start

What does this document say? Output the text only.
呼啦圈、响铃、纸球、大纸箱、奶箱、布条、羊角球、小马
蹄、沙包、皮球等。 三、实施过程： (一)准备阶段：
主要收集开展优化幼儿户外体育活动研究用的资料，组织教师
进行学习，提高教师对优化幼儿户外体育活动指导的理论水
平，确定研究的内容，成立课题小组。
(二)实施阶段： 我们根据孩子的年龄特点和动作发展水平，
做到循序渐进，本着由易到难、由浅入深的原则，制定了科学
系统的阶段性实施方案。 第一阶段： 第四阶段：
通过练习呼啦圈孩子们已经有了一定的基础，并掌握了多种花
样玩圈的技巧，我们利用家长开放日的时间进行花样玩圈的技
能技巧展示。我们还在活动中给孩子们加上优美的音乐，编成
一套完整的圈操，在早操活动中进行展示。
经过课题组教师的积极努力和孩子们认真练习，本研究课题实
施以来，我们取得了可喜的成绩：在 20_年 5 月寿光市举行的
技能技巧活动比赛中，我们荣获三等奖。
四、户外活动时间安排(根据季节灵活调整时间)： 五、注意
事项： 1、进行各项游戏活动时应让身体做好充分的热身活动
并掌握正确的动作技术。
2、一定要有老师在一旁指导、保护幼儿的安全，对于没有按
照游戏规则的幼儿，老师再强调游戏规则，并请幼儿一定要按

end

Extract, word for word, each line of the listing above.

TASK SOLUTION:
What does this document say? Output the text only.
呼啦圈、响铃、纸球、大纸箱、奶箱、布条、羊角球、小马
蹄、沙包、皮球等。 三、实施过程： (一)准备阶段：
主要收集开展优化幼儿户外体育活动研究用的资料，组织教师
进行学习，提高教师对优化幼儿户外体育活动指导的理论水
平，确定研究的内容，成立课题小组。
(二)实施阶段： 我们根据孩子的年龄特点和动作发展水平，
做到循序渐进，本着由易到难、由浅入深的原则，制定了科学
系统的阶段性实施方案。 第一阶段： 第四阶段：
通过练习呼啦圈孩子们已经有了一定的基础，并掌握了多种花
样玩圈的技巧，我们利用家长开放日的时间进行花样玩圈的技
能技巧展示。我们还在活动中给孩子们加上优美的音乐，编成
一套完整的圈操，在早操活动中进行展示。
经过课题组教师的积极努力和孩子们认真练习，本研究课题实
施以来，我们取得了可喜的成绩：在 20_年 5 月寿光市举行的
技能技巧活动比赛中，我们荣获三等奖。
四、户外活动时间安排(根据季节灵活调整时间)： 五、注意
事项： 1、进行各项游戏活动时应让身体做好充分的热身活动
并掌握正确的动作技术。
2、一定要有老师在一旁指导、保护幼儿的安全，对于没有按
照游戏规则的幼儿，老师再强调游戏规则，并请幼儿一定要按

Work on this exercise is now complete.